TASK STATEMENT: All of the material below is to be retyped exactly.

Start MATERIAL FOR THIS TASK

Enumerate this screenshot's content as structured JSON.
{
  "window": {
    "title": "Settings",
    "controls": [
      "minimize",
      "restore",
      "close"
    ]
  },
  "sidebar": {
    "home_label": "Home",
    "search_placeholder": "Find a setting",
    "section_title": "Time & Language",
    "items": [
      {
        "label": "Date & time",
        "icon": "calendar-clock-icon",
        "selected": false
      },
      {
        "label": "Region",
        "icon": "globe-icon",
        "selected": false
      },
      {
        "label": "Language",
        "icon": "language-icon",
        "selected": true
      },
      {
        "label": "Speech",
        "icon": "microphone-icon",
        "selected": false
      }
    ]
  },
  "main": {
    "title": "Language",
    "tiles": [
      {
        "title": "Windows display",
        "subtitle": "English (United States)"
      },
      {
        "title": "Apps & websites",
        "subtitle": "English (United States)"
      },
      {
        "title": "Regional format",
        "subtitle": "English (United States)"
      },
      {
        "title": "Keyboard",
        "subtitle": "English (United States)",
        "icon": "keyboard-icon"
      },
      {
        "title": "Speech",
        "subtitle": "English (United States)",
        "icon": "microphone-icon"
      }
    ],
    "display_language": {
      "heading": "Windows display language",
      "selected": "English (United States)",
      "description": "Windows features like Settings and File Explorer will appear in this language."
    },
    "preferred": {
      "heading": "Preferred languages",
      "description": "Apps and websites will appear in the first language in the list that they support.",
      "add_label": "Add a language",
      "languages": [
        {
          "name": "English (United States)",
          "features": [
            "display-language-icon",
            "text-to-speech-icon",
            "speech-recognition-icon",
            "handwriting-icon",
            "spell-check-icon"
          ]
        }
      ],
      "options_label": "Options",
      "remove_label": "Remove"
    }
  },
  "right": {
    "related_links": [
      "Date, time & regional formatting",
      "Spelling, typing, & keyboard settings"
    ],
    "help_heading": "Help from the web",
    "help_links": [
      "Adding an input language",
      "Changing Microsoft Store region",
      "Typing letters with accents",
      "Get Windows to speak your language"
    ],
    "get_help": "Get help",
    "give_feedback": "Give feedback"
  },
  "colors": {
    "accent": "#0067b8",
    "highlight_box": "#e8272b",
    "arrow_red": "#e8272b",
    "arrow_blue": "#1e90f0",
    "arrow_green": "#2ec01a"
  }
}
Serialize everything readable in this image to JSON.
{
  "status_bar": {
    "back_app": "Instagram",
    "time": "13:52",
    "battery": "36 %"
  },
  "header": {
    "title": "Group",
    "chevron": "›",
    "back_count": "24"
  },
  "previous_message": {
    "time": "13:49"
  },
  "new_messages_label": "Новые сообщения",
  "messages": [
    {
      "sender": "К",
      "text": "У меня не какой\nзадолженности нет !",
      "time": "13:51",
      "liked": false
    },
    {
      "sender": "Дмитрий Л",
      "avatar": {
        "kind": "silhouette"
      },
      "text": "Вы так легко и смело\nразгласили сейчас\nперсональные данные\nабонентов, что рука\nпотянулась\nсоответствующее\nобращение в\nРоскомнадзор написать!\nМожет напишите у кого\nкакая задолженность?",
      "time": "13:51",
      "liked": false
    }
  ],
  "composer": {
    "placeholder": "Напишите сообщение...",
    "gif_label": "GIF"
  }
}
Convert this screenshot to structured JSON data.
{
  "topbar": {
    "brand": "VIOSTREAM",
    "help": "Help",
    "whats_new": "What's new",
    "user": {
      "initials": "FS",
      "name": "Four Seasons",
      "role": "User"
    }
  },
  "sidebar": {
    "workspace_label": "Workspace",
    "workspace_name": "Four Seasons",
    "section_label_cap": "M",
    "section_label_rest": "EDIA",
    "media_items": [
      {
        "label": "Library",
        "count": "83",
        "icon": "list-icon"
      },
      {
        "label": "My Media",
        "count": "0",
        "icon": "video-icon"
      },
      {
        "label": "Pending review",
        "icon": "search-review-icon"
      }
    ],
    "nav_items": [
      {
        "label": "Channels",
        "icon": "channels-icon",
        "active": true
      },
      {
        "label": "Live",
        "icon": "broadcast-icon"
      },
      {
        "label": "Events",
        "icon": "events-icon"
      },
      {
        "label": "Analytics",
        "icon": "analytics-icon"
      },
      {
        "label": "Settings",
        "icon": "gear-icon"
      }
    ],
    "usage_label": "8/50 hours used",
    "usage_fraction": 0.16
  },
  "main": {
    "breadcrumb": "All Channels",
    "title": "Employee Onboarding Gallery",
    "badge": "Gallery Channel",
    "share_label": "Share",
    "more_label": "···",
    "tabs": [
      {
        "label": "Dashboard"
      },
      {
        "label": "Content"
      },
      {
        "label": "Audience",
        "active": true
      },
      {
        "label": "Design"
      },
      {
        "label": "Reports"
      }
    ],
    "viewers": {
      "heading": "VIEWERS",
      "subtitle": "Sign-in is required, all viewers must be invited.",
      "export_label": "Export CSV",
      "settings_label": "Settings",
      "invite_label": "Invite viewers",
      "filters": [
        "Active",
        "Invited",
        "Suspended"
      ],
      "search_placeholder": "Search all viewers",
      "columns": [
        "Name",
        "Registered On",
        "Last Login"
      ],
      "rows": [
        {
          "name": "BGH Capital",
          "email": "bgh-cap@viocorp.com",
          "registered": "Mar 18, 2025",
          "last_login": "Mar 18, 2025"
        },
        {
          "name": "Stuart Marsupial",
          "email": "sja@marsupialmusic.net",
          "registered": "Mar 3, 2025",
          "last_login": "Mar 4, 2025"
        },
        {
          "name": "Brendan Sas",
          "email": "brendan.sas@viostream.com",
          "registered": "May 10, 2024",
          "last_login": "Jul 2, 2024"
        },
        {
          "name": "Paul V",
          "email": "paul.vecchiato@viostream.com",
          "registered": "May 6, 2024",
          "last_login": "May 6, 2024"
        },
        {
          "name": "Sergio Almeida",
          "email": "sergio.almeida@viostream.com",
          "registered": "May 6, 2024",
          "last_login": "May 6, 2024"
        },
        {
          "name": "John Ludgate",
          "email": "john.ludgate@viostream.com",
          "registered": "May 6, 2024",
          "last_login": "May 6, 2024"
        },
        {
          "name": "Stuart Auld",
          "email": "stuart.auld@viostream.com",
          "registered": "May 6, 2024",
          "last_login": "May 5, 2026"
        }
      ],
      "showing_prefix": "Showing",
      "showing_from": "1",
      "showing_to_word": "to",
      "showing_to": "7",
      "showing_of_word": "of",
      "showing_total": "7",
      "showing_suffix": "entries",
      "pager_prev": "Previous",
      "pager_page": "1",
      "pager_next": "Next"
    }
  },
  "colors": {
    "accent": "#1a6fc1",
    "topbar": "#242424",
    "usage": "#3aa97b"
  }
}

End MATERIAL FOR THIS TASK

RESULT OF THE TASK:
Enumerate this screenshot's content as structured JSON.
{
  "window": {
    "title": "Settings",
    "controls": [
      "minimize",
      "restore",
      "close"
    ]
  },
  "sidebar": {
    "home_label": "Home",
    "search_placeholder": "Find a setting",
    "section_title": "Time & Language",
    "items": [
      {
        "label": "Date & time",
        "icon": "calendar-clock-icon",
        "selected": false
      },
      {
        "label": "Region",
        "icon": "globe-icon",
        "selected": false
      },
      {
        "label": "Language",
        "icon": "language-icon",
        "selected": true
      },
      {
        "label": "Speech",
        "icon": "microphone-icon",
        "selected": false
      }
    ]
  },
  "main": {
    "title": "Language",
    "tiles": [
      {
        "title": "Windows display",
        "subtitle": "English (United States)"
      },
      {
        "title": "Apps & websites",
        "subtitle": "English (United States)"
      },
      {
        "title": "Regional format",
        "subtitle": "English (United States)"
      },
      {
        "title": "Keyboard",
        "subtitle": "English (United States)",
        "icon": "keyboard-icon"
      },
      {
        "title": "Speech",
        "subtitle": "English (United States)",
        "icon": "microphone-icon"
      }
    ],
    "display_language": {
      "heading": "Windows display language",
      "selected": "English (United States)",
      "description": "Windows features like Settings and File Explorer will appear in this language."
    },
    "preferred": {
      "heading": "Preferred languages",
      "description": "Apps and websites will appear in the first language in the list that they support.",
      "add_label": "Add a language",
      "languages": [
        {
          "name": "English (United States)",
          "features": [
            "display-language-icon",
            "text-to-speech-icon",
            "speech-recognition-icon",
            "handwriting-icon",
            "spell-check-icon"
          ]
        }
      ],
      "options_label": "Options",
      "remove_label": "Remove"
    }
  },
  "right": {
    "related_links": [
      "Date, time & regional formatting",
      "Spelling, typing, & keyboard settings"
    ],
    "help_heading": "Help from the web",
    "help_links": [
      "Adding an input language",
      "Changing Microsoft Store region",
      "Typing letters with accents",
      "Get Windows to speak your language"
    ],
    "get_help": "Get help",
    "give_feedback": "Give feedback"
  },
  "colors": {
    "accent": "#0067b8",
    "highlight_box": "#e8272b",
    "arrow_red": "#e8272b",
    "arrow_blue": "#1e90f0",
    "arrow_green": "#2ec01a"
  }
}
Serialize everything readable in this image to JSON.
{
  "status_bar": {
    "back_app": "Instagram",
    "time": "13:52",
    "battery": "36 %"
  },
  "header": {
    "title": "Group",
    "chevron": "›",
    "back_count": "24"
  },
  "previous_message": {
    "time": "13:49"
  },
  "new_messages_label": "Новые сообщения",
  "messages": [
    {
      "sender": "К",
      "text": "У меня не какой\nзадолженности нет !",
      "time": "13:51",
      "liked": false
    },
    {
      "sender": "Дмитрий Л",
      "avatar": {
        "kind": "silhouette"
      },
      "text": "Вы так легко и смело\nразгласили сейчас\nперсональные данные\nабонентов, что рука\nпотянулась\nсоответствующее\nобращение в\nРоскомнадзор написать!\nМожет напишите у кого\nкакая задолженность?",
      "time": "13:51",
      "liked": false
    }
  ],
  "composer": {
    "placeholder": "Напишите сообщение...",
    "gif_label": "GIF"
  }
}
Convert this screenshot to structured JSON data.
{
  "topbar": {
    "brand": "VIOSTREAM",
    "help": "Help",
    "whats_new": "What's new",
    "user": {
      "initials": "FS",
      "name": "Four Seasons",
      "role": "User"
    }
  },
  "sidebar": {
    "workspace_label": "Workspace",
    "workspace_name": "Four Seasons",
    "section_label_cap": "M",
    "section_label_rest": "EDIA",
    "media_items": [
      {
        "label": "Library",
        "count": "83",
        "icon": "list-icon"
      },
      {
        "label": "My Media",
        "count": "0",
        "icon": "video-icon"
      },
      {
        "label": "Pending review",
        "icon": "search-review-icon"
      }
    ],
    "nav_items": [
      {
        "label": "Channels",
        "icon": "channels-icon",
        "active": true
      },
      {
        "label": "Live",
        "icon": "broadcast-icon"
      },
      {
        "label": "Events",
        "icon": "events-icon"
      },
      {
        "label": "Analytics",
        "icon": "analytics-icon"
      },
      {
        "label": "Settings",
        "icon": "gear-icon"
      }
    ],
    "usage_label": "8/50 hours used",
    "usage_fraction": 0.16
  },
  "main": {
    "breadcrumb": "All Channels",
    "title": "Employee Onboarding Gallery",
    "badge": "Gallery Channel",
    "share_label": "Share",
    "more_label": "···",
    "tabs": [
      {
        "label": "Dashboard"
      },
      {
        "label": "Content"
      },
      {
        "label": "Audience",
        "active": true
      },
      {
        "label": "Design"
      },
      {
        "label": "Reports"
      }
    ],
    "viewers": {
      "heading": "VIEWERS",
      "subtitle": "Sign-in is required, all viewers must be invited.",
      "export_label": "Export CSV",
      "settings_label": "Settings",
      "invite_label": "Invite viewers",
      "filters": [
        "Active",
        "Invited",
        "Suspended"
      ],
      "search_placeholder": "Search all viewers",
      "columns": [
        "Name",
        "Registered On",
        "Last Login"
      ],
      "rows": [
        {
          "name": "BGH Capital",
          "email": "bgh-cap@viocorp.com",
          "registered": "Mar 18, 2025",
          "last_login": "Mar 18, 2025"
        },
        {
          "name": "Stuart Marsupial",
          "email": "sja@marsupialmusic.net",
          "registered": "Mar 3, 2025",
          "last_login": "Mar 4, 2025"
        },
        {
          "name": "Brendan Sas",
          "email": "brendan.sas@viostream.com",
          "registered": "May 10, 2024",
          "last_login": "Jul 2, 2024"
        },
        {
          "name": "Paul V",
          "email": "paul.vecchiato@viostream.com",
          "registered": "May 6, 2024",
          "last_login": "May 6, 2024"
        },
        {
          "name": "Sergio Almeida",
          "email": "sergio.almeida@viostream.com",
          "registered": "May 6, 2024",
          "last_login": "May 6, 2024"
        },
        {
          "name": "John Ludgate",
          "email": "john.ludgate@viostream.com",
          "registered": "May 6, 2024",
          "last_login": "May 6, 2024"
        },
        {
          "name": "Stuart Auld",
          "email": "stuart.auld@viostream.com",
          "registered": "May 6, 2024",
          "last_login": "May 5, 2026"
        }
      ],
      "showing_prefix": "Showing",
      "showing_from": "1",
      "showing_to_word": "to",
      "showing_to": "7",
      "showing_of_word": "of",
      "showing_total": "7",
      "showing_suffix": "entries",
      "pager_prev": "Previous",
      "pager_page": "1",
      "pager_next": "Next"
    }
  },
  "colors": {
    "accent": "#1a6fc1",
    "topbar": "#242424",
    "usage": "#3aa97b"
  }
}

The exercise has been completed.